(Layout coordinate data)
----------
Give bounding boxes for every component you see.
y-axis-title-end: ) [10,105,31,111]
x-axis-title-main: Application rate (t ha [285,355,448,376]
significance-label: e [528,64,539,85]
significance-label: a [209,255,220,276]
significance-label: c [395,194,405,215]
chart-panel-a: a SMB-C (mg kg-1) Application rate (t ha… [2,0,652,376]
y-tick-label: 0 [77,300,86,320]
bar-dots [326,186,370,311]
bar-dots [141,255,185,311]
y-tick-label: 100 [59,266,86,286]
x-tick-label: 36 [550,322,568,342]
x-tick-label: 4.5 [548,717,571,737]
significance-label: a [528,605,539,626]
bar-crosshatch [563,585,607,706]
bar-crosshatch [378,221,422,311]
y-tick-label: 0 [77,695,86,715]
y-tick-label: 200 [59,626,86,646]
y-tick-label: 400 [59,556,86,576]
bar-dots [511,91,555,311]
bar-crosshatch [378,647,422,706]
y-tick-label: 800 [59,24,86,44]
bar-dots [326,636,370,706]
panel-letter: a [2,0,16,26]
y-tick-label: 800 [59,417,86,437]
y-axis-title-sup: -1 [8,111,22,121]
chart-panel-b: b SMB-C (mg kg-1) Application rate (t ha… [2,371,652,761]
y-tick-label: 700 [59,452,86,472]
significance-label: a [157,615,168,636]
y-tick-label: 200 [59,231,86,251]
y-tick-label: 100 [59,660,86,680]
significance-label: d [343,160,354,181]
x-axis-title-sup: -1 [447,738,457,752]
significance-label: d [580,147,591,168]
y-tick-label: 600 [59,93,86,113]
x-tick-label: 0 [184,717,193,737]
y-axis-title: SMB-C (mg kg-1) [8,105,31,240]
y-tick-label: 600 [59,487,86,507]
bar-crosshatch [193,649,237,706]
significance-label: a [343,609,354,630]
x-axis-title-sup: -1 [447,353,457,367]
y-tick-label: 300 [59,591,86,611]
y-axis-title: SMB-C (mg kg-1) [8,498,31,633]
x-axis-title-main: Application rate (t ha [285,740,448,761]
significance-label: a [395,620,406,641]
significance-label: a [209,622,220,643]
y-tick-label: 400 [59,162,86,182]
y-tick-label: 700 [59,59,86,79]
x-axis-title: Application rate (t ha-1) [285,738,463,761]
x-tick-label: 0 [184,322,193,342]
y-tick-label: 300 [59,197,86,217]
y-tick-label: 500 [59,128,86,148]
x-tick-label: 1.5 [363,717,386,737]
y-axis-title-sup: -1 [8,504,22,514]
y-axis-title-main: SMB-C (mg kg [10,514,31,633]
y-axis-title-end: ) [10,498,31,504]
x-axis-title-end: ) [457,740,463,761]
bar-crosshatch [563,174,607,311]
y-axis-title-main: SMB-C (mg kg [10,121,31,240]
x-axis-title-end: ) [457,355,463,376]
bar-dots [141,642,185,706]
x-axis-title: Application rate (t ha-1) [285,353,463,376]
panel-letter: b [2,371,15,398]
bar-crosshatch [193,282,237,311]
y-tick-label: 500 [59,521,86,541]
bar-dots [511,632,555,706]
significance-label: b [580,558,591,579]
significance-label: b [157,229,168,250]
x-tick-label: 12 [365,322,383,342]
----------
**WHAT NEEDS TO BE DONE:** Identify each line above that contains the string "dots", where case counts, and copy those lines in full.

**SOLUTION TO THE PROBLEM:**
bar-dots [326,186,370,311]
bar-dots [141,255,185,311]
bar-dots [511,91,555,311]
bar-dots [326,636,370,706]
bar-dots [141,642,185,706]
bar-dots [511,632,555,706]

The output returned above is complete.